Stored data
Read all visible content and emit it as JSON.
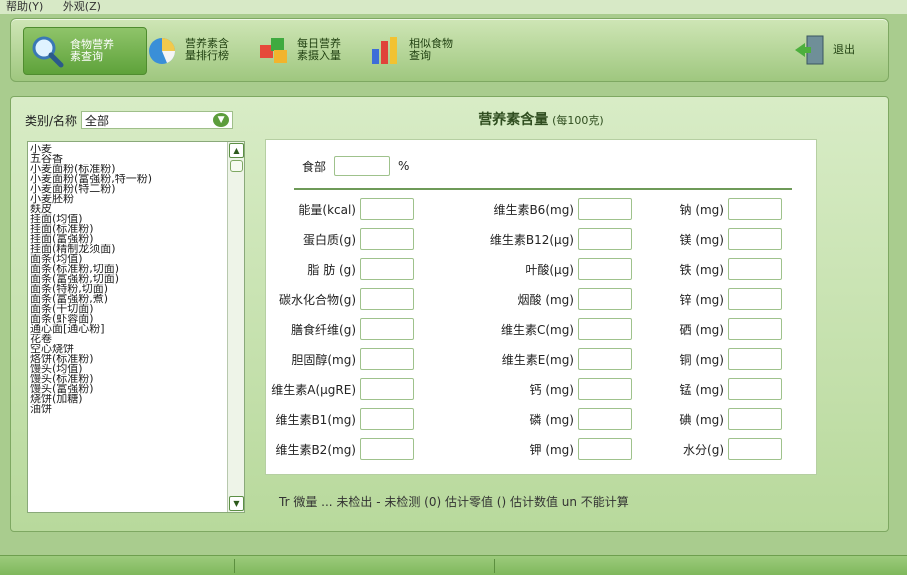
{
  "menu": {
    "help": "帮助(Y)",
    "skin": "外观(Z)"
  },
  "toolbar": {
    "btn1": "食物营养素查询",
    "btn2": "营养素含量排行榜",
    "btn3": "每日营养素摄入量",
    "btn4": "相似食物查询",
    "exit": "退出"
  },
  "category": {
    "label": "类别/名称",
    "value": "全部"
  },
  "foods": [
    "小麦",
    "五谷香",
    "小麦面粉(标准粉)",
    "小麦面粉(富强粉,特一粉)",
    "小麦面粉(特二粉)",
    "小麦胚粉",
    "麸皮",
    "挂面(均值)",
    "挂面(标准粉)",
    "挂面(富强粉)",
    "挂面(精制龙须面)",
    "面条(均值)",
    "面条(标准粉,切面)",
    "面条(富强粉,切面)",
    "面条(特粉,切面)",
    "面条(富强粉,煮)",
    "面条(干切面)",
    "面条(虾蓉面)",
    "通心面[通心粉]",
    "花卷",
    "空心烧饼",
    "烙饼(标准粉)",
    "馒头(均值)",
    "馒头(标准粉)",
    "馒头(富强粉)",
    "烧饼(加糖)",
    "油饼"
  ],
  "nutrition": {
    "title": "营养素含量",
    "subtitle": "(每100克)",
    "edible_label": "食部",
    "edible_unit": "%",
    "col1": [
      "能量(kcal)",
      "蛋白质(g)",
      "脂 肪 (g)",
      "碳水化合物(g)",
      "膳食纤维(g)",
      "胆固醇(mg)",
      "维生素A(μgRE)",
      "维生素B1(mg)",
      "维生素B2(mg)"
    ],
    "col2": [
      "维生素B6(mg)",
      "维生素B12(μg)",
      "叶酸(μg)",
      "烟酸 (mg)",
      "维生素C(mg)",
      "维生素E(mg)",
      "钙 (mg)",
      "磷 (mg)",
      "钾 (mg)"
    ],
    "col3": [
      "钠 (mg)",
      "镁 (mg)",
      "铁 (mg)",
      "锌 (mg)",
      "硒 (mg)",
      "铜 (mg)",
      "锰 (mg)",
      "碘 (mg)",
      "水分(g)"
    ]
  },
  "legend": "Tr 微量  ... 未检出  - 未检测  (0) 估计零值  () 估计数值  un 不能计算"
}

■ The exercise:
Pictures in the records must not appear in the copy; transcribe everything else precisely.

■ Answer to this exercise:
Read all visible content and emit it as JSON.
{
  "menu": {
    "help": "帮助(Y)",
    "skin": "外观(Z)"
  },
  "toolbar": {
    "btn1": "食物营养素查询",
    "btn2": "营养素含量排行榜",
    "btn3": "每日营养素摄入量",
    "btn4": "相似食物查询",
    "exit": "退出"
  },
  "category": {
    "label": "类别/名称",
    "value": "全部"
  },
  "foods": [
    "小麦",
    "五谷香",
    "小麦面粉(标准粉)",
    "小麦面粉(富强粉,特一粉)",
    "小麦面粉(特二粉)",
    "小麦胚粉",
    "麸皮",
    "挂面(均值)",
    "挂面(标准粉)",
    "挂面(富强粉)",
    "挂面(精制龙须面)",
    "面条(均值)",
    "面条(标准粉,切面)",
    "面条(富强粉,切面)",
    "面条(特粉,切面)",
    "面条(富强粉,煮)",
    "面条(干切面)",
    "面条(虾蓉面)",
    "通心面[通心粉]",
    "花卷",
    "空心烧饼",
    "烙饼(标准粉)",
    "馒头(均值)",
    "馒头(标准粉)",
    "馒头(富强粉)",
    "烧饼(加糖)",
    "油饼"
  ],
  "nutrition": {
    "title": "营养素含量",
    "subtitle": "(每100克)",
    "edible_label": "食部",
    "edible_unit": "%",
    "col1": [
      "能量(kcal)",
      "蛋白质(g)",
      "脂 肪 (g)",
      "碳水化合物(g)",
      "膳食纤维(g)",
      "胆固醇(mg)",
      "维生素A(μgRE)",
      "维生素B1(mg)",
      "维生素B2(mg)"
    ],
    "col2": [
      "维生素B6(mg)",
      "维生素B12(μg)",
      "叶酸(μg)",
      "烟酸 (mg)",
      "维生素C(mg)",
      "维生素E(mg)",
      "钙 (mg)",
      "磷 (mg)",
      "钾 (mg)"
    ],
    "col3": [
      "钠 (mg)",
      "镁 (mg)",
      "铁 (mg)",
      "锌 (mg)",
      "硒 (mg)",
      "铜 (mg)",
      "锰 (mg)",
      "碘 (mg)",
      "水分(g)"
    ]
  },
  "legend": "Tr 微量  ... 未检出  - 未检测  (0) 估计零值  () 估计数值  un 不能计算"
}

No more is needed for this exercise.